§ Text block:
# # #

Overall, tourism is a highly volatile industry. It can be affected by natural disasters (floods, hurricanes), conflict or instability, and health restrictions, as we’ve seen most recently with the Coronavirus pandemic.
This is why the idea of sustainable tourism is so important. “Sustainable” is not just about being environmentally friendly, although finding ways to be green and add value is part of it. It’s also about being resilient — to shocks, to nature, to changing interests.
The most recent shock — COVID-19 — has pushed countries to examine their tourism industries, not only for survival’s sake, but also for a more sustainable future.
Looking forward, resiliently
In the immediate term, many countries are shifting towards promoting domestic tourism, while others are using this time to introduce different technological and innovative approaches.
Armenia has been trending and the number of tourists visiting was increasing every year, to 1.9 million in 2019. The global tourism freeze stopped that flow, bringing only 311,000 visitors the first trimester of 2020, and an estimated $700 million loss in potential income. But it also affected its own citizens’ ability to travel outside the country. Still interested in exploration, Armenians started to rethink their booking and travel preferences, discovering new places inside their own country and boosting domestic tourism.
UNDP’s Gastro Yards project instantly became popular and on-demand spots for visitors. Bringing together beautiful nature, tasty authentic rural food, welcoming hosts and unforgettable wine, the Gastro Yards across the country saw 60,000 visitors in only four months. UNDP helped ensure these destinations are safely operating during the pandemic.
In Bosnia and Herzegovina, places along the Via Dinarica similarly shifted to the domestic market, encouraging visitors with lodging vouchers and special programs.
Other countries, who have been slowly developing their unique niche in the tourism landscape, are focusing their energies on keeping that progress moving forward while waiting for restrictions to lift.

# # #

§ Listed entries:

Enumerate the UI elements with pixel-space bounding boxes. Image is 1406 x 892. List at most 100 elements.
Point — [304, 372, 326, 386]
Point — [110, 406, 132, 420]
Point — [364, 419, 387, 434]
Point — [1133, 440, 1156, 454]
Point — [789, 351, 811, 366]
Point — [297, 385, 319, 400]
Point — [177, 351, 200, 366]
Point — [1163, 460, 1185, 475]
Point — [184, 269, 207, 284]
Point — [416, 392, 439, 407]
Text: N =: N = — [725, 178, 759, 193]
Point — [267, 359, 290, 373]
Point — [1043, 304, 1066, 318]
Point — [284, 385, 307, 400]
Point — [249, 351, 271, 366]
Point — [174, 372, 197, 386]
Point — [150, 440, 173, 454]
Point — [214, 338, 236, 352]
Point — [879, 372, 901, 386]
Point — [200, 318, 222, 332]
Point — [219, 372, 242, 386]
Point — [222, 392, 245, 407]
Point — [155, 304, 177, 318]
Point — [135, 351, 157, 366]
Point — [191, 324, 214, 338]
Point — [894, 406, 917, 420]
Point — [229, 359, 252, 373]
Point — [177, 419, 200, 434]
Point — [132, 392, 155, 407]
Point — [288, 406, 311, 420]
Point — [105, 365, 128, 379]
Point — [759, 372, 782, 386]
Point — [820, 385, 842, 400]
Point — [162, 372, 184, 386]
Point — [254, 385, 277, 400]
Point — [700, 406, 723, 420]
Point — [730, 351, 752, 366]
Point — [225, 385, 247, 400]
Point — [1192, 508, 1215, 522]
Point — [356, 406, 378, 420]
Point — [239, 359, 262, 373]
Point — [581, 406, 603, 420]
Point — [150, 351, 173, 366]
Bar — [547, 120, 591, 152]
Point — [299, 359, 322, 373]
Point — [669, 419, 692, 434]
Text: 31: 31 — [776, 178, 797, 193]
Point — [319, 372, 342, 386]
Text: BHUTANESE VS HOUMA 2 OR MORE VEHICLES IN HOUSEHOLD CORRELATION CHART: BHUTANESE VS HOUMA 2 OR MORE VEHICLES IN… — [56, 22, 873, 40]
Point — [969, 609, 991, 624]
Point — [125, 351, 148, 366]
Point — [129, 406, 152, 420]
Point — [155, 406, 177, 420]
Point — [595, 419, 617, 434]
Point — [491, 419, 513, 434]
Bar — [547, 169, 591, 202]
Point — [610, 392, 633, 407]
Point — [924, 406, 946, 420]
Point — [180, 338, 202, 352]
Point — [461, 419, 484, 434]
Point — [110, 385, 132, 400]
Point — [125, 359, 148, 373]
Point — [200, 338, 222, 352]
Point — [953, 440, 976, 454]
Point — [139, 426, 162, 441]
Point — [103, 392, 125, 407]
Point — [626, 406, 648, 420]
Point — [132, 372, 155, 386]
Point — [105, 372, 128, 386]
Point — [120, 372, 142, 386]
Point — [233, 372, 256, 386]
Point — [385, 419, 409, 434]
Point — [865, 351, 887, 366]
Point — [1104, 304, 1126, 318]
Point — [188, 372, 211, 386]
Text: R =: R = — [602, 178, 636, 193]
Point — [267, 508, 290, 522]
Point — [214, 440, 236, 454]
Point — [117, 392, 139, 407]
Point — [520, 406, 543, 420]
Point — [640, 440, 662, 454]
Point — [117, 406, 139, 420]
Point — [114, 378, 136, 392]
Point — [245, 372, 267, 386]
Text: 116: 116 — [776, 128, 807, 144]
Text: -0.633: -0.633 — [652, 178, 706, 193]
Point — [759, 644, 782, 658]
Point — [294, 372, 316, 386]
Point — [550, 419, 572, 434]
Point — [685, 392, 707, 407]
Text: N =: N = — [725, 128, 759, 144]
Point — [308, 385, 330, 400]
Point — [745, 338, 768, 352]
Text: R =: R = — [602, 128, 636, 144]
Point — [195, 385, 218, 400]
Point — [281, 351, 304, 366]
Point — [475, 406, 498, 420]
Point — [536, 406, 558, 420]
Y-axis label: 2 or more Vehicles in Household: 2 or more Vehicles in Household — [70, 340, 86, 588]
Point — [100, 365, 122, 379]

# # #

§ Questions on the material:
**A)** Copy word for word the part of the text on sustainable tourism that opens with the words containing "Looking forward, resiliently" and closes with "and innovative approaches.".
**B)** Summarize the text on sustainable tourism in two sentences.

§ Solutions to the problems:
**A)**
Looking forward, resiliently
In the immediate term, many countries are shifting towards promoting domestic tourism, while others are using this time to introduce different technological and innovative approaches.

**B)** Tourism is a volatile industry that natural disasters, conflict, and health restrictions such as those of the COVID-19 pandemic can disrupt, which is why sustainable, resilient tourism is important. As the pandemic froze global travel, places in Armenia and Bosnia and Herzegovina shifted toward domestic tourism, and UNDP's Gastro Yards in Armenia drew 60,000 visitors in four months.